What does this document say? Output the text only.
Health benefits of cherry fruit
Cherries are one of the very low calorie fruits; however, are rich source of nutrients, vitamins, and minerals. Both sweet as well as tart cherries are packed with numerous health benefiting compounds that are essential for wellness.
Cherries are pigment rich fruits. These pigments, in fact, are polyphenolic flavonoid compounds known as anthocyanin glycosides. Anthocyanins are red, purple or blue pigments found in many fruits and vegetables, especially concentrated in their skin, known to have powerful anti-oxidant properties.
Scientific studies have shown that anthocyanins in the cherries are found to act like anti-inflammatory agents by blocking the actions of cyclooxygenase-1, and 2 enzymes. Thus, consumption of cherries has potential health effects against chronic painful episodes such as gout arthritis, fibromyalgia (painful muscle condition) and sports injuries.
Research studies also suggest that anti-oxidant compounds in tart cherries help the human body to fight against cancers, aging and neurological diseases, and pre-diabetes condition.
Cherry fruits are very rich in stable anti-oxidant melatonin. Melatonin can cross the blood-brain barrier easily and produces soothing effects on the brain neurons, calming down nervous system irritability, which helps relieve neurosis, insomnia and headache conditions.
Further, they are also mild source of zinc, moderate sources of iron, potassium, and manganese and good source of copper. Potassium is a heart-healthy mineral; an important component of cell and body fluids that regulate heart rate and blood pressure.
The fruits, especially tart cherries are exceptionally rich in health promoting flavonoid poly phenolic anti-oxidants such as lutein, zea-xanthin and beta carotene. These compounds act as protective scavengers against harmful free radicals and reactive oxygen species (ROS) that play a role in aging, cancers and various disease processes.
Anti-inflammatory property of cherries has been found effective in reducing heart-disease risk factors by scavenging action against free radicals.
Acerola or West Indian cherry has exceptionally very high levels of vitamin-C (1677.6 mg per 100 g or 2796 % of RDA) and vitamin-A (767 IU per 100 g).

* **Problem description**:
Each line above that holds the string "radicals" should be copied and shown.

* **Completed exercise**:
The fruits, especially tart cherries are exceptionally rich in health promoting flavonoid poly phenolic anti-oxidants such as lutein, zea-xanthin and beta carotene. These compounds act as protective scavengers against harmful free radicals and reactive oxygen species (ROS) that play a role in aging, cancers and various disease processes.
Anti-inflammatory property of cherries has been found effective in reducing heart-disease risk factors by scavenging action against free radicals.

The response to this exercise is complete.